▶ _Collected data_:
==============================

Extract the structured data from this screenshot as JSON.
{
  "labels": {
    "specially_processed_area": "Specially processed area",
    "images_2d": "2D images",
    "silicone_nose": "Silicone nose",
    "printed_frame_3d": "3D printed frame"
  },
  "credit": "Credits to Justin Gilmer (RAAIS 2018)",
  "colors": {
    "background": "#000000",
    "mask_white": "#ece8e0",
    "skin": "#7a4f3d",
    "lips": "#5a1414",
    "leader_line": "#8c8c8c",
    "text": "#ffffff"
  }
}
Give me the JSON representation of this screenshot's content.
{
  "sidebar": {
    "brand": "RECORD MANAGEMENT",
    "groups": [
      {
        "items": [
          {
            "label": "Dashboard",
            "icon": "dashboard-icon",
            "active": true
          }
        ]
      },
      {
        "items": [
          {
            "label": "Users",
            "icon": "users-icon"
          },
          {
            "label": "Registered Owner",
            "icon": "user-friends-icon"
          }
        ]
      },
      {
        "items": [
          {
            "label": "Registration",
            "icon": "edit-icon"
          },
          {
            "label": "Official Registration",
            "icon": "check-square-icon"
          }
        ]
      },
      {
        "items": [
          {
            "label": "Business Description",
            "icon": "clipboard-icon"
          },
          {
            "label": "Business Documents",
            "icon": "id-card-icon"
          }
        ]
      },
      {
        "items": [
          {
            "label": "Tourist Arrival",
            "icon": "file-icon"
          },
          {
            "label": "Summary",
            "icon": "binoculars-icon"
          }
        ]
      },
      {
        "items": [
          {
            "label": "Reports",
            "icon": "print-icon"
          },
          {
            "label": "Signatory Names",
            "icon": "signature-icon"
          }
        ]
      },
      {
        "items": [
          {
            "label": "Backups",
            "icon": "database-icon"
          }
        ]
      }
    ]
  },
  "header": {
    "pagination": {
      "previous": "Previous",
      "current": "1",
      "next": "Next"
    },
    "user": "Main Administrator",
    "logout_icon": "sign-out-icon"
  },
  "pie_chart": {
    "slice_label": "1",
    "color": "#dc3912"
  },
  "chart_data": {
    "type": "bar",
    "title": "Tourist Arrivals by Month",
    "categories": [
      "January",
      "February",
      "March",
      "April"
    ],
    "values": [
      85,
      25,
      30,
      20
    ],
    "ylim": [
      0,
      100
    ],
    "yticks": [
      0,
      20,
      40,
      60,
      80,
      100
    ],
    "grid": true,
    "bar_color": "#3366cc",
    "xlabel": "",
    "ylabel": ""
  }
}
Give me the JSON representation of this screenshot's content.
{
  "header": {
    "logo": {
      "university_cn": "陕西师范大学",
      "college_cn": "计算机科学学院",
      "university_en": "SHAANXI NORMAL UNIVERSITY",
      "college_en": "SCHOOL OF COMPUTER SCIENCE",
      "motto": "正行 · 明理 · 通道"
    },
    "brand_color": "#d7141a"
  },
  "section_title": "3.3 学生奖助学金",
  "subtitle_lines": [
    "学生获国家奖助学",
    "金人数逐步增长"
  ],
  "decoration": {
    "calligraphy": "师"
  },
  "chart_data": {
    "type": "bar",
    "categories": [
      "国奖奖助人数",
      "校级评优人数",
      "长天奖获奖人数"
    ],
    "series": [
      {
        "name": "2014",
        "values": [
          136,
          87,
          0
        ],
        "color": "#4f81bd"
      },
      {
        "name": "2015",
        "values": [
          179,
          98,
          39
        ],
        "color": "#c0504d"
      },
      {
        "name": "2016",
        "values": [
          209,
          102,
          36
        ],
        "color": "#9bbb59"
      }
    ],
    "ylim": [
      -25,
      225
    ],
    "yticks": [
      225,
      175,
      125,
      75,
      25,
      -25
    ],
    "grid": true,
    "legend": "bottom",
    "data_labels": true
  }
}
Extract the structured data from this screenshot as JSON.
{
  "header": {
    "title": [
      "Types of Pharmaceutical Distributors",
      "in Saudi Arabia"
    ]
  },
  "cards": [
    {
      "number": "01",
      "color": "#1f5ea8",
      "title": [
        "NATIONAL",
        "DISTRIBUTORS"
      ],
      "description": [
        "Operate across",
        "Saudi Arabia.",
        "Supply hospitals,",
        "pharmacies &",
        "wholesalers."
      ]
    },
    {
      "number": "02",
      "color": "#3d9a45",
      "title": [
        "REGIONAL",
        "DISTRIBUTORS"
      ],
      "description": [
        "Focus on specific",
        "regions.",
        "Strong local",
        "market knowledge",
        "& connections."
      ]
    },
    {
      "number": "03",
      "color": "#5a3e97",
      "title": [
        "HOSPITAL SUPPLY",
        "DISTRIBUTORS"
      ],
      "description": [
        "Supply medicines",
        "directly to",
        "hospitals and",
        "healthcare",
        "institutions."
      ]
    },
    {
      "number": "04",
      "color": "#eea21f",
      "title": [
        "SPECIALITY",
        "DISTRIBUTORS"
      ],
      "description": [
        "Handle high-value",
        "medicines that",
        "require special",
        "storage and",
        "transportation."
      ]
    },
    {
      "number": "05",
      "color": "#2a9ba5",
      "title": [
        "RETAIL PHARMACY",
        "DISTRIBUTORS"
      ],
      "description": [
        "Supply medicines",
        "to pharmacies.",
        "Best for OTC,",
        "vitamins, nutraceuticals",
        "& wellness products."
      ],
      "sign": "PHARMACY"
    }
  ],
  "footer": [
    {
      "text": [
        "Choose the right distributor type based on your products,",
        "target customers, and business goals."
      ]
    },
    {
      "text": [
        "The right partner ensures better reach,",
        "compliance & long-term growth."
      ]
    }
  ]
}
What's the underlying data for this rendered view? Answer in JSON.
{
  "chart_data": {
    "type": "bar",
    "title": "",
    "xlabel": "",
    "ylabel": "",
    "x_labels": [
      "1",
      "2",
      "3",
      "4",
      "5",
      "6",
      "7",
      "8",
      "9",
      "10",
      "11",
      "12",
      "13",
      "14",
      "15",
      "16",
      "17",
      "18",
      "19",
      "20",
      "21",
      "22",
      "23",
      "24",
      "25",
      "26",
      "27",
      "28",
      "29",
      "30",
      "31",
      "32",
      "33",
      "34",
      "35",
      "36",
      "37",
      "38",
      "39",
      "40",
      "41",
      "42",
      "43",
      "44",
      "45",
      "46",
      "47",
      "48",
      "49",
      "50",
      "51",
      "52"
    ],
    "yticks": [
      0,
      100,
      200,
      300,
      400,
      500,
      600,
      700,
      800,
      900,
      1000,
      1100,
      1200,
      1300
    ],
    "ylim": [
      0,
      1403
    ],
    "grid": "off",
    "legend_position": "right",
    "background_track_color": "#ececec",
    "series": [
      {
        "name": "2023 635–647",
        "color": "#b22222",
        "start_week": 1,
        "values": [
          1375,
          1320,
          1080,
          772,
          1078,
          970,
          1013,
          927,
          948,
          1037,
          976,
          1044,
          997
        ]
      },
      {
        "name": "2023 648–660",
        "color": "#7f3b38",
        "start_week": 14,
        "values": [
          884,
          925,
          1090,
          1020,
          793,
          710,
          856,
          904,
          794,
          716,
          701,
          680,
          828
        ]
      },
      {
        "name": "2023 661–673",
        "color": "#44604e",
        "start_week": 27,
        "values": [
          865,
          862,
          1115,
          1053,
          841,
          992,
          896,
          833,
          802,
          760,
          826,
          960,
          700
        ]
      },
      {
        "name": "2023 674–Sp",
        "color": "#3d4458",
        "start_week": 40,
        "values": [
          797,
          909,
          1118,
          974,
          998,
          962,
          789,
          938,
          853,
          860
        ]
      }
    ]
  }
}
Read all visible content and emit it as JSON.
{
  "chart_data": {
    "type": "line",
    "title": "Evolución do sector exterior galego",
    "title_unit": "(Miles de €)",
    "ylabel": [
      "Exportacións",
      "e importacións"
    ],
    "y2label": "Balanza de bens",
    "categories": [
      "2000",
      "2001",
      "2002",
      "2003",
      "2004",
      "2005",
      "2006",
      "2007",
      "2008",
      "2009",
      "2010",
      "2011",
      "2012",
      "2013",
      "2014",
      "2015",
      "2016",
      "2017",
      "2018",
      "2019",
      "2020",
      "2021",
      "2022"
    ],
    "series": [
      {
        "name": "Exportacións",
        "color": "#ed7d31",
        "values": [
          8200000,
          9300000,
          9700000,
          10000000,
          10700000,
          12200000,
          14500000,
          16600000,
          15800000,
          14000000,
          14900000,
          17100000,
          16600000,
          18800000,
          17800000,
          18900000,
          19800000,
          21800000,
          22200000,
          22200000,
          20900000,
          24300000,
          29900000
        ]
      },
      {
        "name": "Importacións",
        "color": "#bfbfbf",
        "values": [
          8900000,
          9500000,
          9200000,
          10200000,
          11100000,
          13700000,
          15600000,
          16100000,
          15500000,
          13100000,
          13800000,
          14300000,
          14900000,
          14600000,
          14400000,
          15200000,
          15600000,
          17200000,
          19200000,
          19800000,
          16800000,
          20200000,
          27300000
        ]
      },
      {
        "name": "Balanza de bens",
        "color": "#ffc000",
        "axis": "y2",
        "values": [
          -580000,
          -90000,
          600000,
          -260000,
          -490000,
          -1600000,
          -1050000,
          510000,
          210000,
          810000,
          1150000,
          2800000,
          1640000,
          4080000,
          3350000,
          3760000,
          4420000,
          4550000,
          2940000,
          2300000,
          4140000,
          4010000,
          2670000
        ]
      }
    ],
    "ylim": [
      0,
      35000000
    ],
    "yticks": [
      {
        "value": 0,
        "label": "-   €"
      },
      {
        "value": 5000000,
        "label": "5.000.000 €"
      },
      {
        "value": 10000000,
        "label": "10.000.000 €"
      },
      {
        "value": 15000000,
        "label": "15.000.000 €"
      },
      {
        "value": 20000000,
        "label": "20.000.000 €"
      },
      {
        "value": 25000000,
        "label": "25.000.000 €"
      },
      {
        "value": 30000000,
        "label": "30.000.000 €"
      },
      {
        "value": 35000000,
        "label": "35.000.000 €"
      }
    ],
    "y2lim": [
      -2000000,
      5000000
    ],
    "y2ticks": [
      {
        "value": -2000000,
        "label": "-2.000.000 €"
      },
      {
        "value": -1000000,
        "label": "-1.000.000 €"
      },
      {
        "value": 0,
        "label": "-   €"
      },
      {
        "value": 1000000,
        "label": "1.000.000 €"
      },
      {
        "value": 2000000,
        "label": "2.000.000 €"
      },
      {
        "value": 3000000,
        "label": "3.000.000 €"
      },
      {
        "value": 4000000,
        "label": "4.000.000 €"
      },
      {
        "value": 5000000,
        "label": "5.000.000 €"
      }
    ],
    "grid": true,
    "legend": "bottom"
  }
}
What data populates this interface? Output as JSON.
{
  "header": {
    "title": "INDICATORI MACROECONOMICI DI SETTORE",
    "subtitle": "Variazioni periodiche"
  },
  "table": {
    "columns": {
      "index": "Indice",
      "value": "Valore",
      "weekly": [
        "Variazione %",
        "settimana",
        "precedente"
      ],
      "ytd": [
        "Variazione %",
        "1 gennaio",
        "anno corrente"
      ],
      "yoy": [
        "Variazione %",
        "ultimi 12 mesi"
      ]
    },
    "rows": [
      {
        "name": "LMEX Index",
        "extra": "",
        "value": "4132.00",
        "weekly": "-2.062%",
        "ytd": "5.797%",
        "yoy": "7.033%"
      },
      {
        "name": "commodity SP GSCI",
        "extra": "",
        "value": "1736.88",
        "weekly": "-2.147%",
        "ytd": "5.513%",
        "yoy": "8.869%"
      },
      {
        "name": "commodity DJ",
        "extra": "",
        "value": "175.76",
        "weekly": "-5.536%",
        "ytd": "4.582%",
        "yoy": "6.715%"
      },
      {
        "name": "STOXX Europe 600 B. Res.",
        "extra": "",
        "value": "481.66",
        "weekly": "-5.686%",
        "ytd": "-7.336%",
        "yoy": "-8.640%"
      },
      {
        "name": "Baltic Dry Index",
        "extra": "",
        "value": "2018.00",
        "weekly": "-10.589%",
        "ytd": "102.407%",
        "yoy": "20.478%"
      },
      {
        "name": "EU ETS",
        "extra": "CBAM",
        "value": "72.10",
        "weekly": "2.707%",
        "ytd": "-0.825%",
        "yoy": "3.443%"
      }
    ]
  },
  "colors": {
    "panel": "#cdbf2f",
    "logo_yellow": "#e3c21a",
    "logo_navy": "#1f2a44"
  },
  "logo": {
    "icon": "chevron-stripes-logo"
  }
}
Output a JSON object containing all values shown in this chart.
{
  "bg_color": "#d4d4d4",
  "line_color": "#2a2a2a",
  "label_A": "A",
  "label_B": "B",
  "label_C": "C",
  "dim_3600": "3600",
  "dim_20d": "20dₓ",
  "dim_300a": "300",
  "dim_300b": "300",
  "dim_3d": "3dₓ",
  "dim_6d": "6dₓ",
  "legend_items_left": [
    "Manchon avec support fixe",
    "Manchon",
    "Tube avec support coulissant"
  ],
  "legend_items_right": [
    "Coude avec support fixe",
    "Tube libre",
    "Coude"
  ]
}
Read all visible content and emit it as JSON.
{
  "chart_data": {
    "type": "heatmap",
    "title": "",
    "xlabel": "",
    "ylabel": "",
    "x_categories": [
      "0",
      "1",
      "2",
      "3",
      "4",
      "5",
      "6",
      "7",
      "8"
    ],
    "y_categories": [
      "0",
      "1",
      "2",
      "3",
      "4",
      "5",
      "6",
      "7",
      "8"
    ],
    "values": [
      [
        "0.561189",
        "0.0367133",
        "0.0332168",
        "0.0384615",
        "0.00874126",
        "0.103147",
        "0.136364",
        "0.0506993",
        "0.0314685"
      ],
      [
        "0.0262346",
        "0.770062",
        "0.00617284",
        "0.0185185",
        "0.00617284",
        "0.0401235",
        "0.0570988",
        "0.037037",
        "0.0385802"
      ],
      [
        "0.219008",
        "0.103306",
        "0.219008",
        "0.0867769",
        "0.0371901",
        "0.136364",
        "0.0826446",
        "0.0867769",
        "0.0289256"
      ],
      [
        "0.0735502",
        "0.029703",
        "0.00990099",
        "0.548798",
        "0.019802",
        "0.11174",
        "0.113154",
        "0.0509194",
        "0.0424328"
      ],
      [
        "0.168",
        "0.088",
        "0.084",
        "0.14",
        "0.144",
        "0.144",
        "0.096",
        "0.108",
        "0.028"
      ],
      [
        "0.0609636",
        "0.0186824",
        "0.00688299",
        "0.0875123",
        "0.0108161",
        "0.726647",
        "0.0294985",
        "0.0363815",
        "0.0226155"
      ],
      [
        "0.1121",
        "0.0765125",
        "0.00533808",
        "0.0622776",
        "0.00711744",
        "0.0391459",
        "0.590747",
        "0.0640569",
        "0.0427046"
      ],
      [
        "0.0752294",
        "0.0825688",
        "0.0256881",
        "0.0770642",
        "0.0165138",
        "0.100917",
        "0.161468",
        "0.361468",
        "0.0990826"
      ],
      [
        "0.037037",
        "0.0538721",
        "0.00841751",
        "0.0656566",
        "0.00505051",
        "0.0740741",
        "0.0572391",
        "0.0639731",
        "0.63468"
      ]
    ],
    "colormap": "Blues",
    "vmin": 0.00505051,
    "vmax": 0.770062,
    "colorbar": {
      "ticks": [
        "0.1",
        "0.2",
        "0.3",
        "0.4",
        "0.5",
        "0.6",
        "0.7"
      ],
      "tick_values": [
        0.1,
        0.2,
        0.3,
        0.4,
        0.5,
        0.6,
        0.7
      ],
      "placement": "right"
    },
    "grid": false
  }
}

==============================

Find each line holding the word "Registration" and copy it.

▶ _Exercise solution_:
            "label": "Registration",
            "label": "Official Registration",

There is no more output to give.